Stated problem: Each entry below is to be transcribed exactly.

--- BEGIN ---

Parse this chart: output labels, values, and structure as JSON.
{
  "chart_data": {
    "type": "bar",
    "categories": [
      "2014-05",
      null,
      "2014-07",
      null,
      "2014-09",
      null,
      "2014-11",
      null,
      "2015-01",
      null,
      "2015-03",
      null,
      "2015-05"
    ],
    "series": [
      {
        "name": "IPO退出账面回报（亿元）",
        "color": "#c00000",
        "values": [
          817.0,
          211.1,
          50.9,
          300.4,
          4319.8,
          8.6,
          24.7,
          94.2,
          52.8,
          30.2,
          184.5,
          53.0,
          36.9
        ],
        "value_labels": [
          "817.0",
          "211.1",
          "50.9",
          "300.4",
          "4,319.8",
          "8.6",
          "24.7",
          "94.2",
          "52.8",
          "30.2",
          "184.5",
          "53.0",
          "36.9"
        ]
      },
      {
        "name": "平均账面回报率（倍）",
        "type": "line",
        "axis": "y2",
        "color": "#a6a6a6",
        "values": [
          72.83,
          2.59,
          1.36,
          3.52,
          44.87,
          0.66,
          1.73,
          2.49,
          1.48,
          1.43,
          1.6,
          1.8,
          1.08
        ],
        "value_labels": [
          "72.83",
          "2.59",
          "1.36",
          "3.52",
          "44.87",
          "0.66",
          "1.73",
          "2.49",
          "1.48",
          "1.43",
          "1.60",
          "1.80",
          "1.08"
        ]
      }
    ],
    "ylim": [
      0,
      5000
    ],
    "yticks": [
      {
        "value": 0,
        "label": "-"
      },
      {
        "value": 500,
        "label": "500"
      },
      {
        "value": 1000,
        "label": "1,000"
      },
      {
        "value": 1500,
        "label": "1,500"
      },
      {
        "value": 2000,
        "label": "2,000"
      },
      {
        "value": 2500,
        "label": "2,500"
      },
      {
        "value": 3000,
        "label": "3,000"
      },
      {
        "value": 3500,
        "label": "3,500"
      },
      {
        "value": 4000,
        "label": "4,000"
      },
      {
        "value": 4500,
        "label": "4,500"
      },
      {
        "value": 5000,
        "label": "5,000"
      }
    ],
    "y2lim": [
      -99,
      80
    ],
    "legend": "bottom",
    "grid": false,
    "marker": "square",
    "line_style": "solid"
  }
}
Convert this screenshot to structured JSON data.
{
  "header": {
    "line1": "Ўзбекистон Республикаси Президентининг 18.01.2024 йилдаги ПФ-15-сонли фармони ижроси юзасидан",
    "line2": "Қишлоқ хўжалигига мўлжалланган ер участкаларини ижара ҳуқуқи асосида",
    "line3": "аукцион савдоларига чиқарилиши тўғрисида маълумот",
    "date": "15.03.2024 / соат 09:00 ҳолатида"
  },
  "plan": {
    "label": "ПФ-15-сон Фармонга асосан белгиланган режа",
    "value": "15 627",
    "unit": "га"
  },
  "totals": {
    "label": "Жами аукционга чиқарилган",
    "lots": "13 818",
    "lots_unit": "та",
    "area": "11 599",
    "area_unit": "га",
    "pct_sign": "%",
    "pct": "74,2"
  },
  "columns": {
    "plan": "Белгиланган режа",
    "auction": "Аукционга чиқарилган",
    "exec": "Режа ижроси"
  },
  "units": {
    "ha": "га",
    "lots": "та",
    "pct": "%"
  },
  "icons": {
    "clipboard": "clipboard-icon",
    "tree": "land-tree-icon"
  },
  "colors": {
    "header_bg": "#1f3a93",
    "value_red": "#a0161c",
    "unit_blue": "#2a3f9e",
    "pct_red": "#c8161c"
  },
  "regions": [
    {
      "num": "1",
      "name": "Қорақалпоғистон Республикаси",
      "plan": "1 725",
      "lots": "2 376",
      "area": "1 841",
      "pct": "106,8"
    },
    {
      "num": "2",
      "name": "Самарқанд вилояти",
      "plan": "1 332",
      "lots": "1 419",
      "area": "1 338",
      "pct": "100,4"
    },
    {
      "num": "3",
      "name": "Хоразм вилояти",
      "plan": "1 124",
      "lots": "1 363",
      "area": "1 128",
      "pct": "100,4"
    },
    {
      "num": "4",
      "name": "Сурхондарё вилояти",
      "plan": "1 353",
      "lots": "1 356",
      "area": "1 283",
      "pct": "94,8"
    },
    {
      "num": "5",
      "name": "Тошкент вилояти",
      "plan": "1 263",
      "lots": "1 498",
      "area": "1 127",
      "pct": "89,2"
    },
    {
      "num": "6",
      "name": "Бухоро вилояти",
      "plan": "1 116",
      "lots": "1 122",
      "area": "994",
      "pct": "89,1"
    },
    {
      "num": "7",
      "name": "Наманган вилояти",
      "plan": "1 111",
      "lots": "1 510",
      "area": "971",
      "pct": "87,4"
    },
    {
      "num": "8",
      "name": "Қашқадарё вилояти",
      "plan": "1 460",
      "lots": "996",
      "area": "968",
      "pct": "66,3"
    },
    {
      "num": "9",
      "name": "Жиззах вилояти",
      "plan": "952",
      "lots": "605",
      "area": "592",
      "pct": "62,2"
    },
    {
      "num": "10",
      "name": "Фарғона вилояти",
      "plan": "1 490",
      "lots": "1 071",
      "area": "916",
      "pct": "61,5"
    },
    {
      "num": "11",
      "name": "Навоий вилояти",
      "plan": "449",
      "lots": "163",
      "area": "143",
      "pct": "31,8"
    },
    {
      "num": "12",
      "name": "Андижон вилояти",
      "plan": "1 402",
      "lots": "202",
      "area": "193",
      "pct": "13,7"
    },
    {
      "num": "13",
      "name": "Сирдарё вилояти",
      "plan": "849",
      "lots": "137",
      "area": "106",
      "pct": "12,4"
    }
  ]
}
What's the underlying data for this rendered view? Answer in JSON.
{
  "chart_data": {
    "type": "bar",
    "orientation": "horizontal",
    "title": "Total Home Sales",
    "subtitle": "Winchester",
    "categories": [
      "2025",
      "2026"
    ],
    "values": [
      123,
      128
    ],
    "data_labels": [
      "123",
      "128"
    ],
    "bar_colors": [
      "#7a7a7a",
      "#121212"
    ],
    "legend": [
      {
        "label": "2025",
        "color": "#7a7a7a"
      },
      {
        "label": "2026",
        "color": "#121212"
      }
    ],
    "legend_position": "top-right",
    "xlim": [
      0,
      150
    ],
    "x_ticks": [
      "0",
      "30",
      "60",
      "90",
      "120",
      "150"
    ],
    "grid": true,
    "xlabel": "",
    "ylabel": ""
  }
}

--- END ---

Full output:
Parse this chart: output labels, values, and structure as JSON.
{
  "chart_data": {
    "type": "bar",
    "categories": [
      "2014-05",
      null,
      "2014-07",
      null,
      "2014-09",
      null,
      "2014-11",
      null,
      "2015-01",
      null,
      "2015-03",
      null,
      "2015-05"
    ],
    "series": [
      {
        "name": "IPO退出账面回报（亿元）",
        "color": "#c00000",
        "values": [
          817.0,
          211.1,
          50.9,
          300.4,
          4319.8,
          8.6,
          24.7,
          94.2,
          52.8,
          30.2,
          184.5,
          53.0,
          36.9
        ],
        "value_labels": [
          "817.0",
          "211.1",
          "50.9",
          "300.4",
          "4,319.8",
          "8.6",
          "24.7",
          "94.2",
          "52.8",
          "30.2",
          "184.5",
          "53.0",
          "36.9"
        ]
      },
      {
        "name": "平均账面回报率（倍）",
        "type": "line",
        "axis": "y2",
        "color": "#a6a6a6",
        "values": [
          72.83,
          2.59,
          1.36,
          3.52,
          44.87,
          0.66,
          1.73,
          2.49,
          1.48,
          1.43,
          1.6,
          1.8,
          1.08
        ],
        "value_labels": [
          "72.83",
          "2.59",
          "1.36",
          "3.52",
          "44.87",
          "0.66",
          "1.73",
          "2.49",
          "1.48",
          "1.43",
          "1.60",
          "1.80",
          "1.08"
        ]
      }
    ],
    "ylim": [
      0,
      5000
    ],
    "yticks": [
      {
        "value": 0,
        "label": "-"
      },
      {
        "value": 500,
        "label": "500"
      },
      {
        "value": 1000,
        "label": "1,000"
      },
      {
        "value": 1500,
        "label": "1,500"
      },
      {
        "value": 2000,
        "label": "2,000"
      },
      {
        "value": 2500,
        "label": "2,500"
      },
      {
        "value": 3000,
        "label": "3,000"
      },
      {
        "value": 3500,
        "label": "3,500"
      },
      {
        "value": 4000,
        "label": "4,000"
      },
      {
        "value": 4500,
        "label": "4,500"
      },
      {
        "value": 5000,
        "label": "5,000"
      }
    ],
    "y2lim": [
      -99,
      80
    ],
    "legend": "bottom",
    "grid": false,
    "marker": "square",
    "line_style": "solid"
  }
}
Convert this screenshot to structured JSON data.
{
  "header": {
    "line1": "Ўзбекистон Республикаси Президентининг 18.01.2024 йилдаги ПФ-15-сонли фармони ижроси юзасидан",
    "line2": "Қишлоқ хўжалигига мўлжалланган ер участкаларини ижара ҳуқуқи асосида",
    "line3": "аукцион савдоларига чиқарилиши тўғрисида маълумот",
    "date": "15.03.2024 / соат 09:00 ҳолатида"
  },
  "plan": {
    "label": "ПФ-15-сон Фармонга асосан белгиланган режа",
    "value": "15 627",
    "unit": "га"
  },
  "totals": {
    "label": "Жами аукционга чиқарилган",
    "lots": "13 818",
    "lots_unit": "та",
    "area": "11 599",
    "area_unit": "га",
    "pct_sign": "%",
    "pct": "74,2"
  },
  "columns": {
    "plan": "Белгиланган режа",
    "auction": "Аукционга чиқарилган",
    "exec": "Режа ижроси"
  },
  "units": {
    "ha": "га",
    "lots": "та",
    "pct": "%"
  },
  "icons": {
    "clipboard": "clipboard-icon",
    "tree": "land-tree-icon"
  },
  "colors": {
    "header_bg": "#1f3a93",
    "value_red": "#a0161c",
    "unit_blue": "#2a3f9e",
    "pct_red": "#c8161c"
  },
  "regions": [
    {
      "num": "1",
      "name": "Қорақалпоғистон Республикаси",
      "plan": "1 725",
      "lots": "2 376",
      "area": "1 841",
      "pct": "106,8"
    },
    {
      "num": "2",
      "name": "Самарқанд вилояти",
      "plan": "1 332",
      "lots": "1 419",
      "area": "1 338",
      "pct": "100,4"
    },
    {
      "num": "3",
      "name": "Хоразм вилояти",
      "plan": "1 124",
      "lots": "1 363",
      "area": "1 128",
      "pct": "100,4"
    },
    {
      "num": "4",
      "name": "Сурхондарё вилояти",
      "plan": "1 353",
      "lots": "1 356",
      "area": "1 283",
      "pct": "94,8"
    },
    {
      "num": "5",
      "name": "Тошкент вилояти",
      "plan": "1 263",
      "lots": "1 498",
      "area": "1 127",
      "pct": "89,2"
    },
    {
      "num": "6",
      "name": "Бухоро вилояти",
      "plan": "1 116",
      "lots": "1 122",
      "area": "994",
      "pct": "89,1"
    },
    {
      "num": "7",
      "name": "Наманган вилояти",
      "plan": "1 111",
      "lots": "1 510",
      "area": "971",
      "pct": "87,4"
    },
    {
      "num": "8",
      "name": "Қашқадарё вилояти",
      "plan": "1 460",
      "lots": "996",
      "area": "968",
      "pct": "66,3"
    },
    {
      "num": "9",
      "name": "Жиззах вилояти",
      "plan": "952",
      "lots": "605",
      "area": "592",
      "pct": "62,2"
    },
    {
      "num": "10",
      "name": "Фарғона вилояти",
      "plan": "1 490",
      "lots": "1 071",
      "area": "916",
      "pct": "61,5"
    },
    {
      "num": "11",
      "name": "Навоий вилояти",
      "plan": "449",
      "lots": "163",
      "area": "143",
      "pct": "31,8"
    },
    {
      "num": "12",
      "name": "Андижон вилояти",
      "plan": "1 402",
      "lots": "202",
      "area": "193",
      "pct": "13,7"
    },
    {
      "num": "13",
      "name": "Сирдарё вилояти",
      "plan": "849",
      "lots": "137",
      "area": "106",
      "pct": "12,4"
    }
  ]
}
What's the underlying data for this rendered view? Answer in JSON.
{
  "chart_data": {
    "type": "bar",
    "orientation": "horizontal",
    "title": "Total Home Sales",
    "subtitle": "Winchester",
    "categories": [
      "2025",
      "2026"
    ],
    "values": [
      123,
      128
    ],
    "data_labels": [
      "123",
      "128"
    ],
    "bar_colors": [
      "#7a7a7a",
      "#121212"
    ],
    "legend": [
      {
        "label": "2025",
        "color": "#7a7a7a"
      },
      {
        "label": "2026",
        "color": "#121212"
      }
    ],
    "legend_position": "top-right",
    "xlim": [
      0,
      150
    ],
    "x_ticks": [
      "0",
      "30",
      "60",
      "90",
      "120",
      "150"
    ],
    "grid": true,
    "xlabel": "",
    "ylabel": ""
  }
}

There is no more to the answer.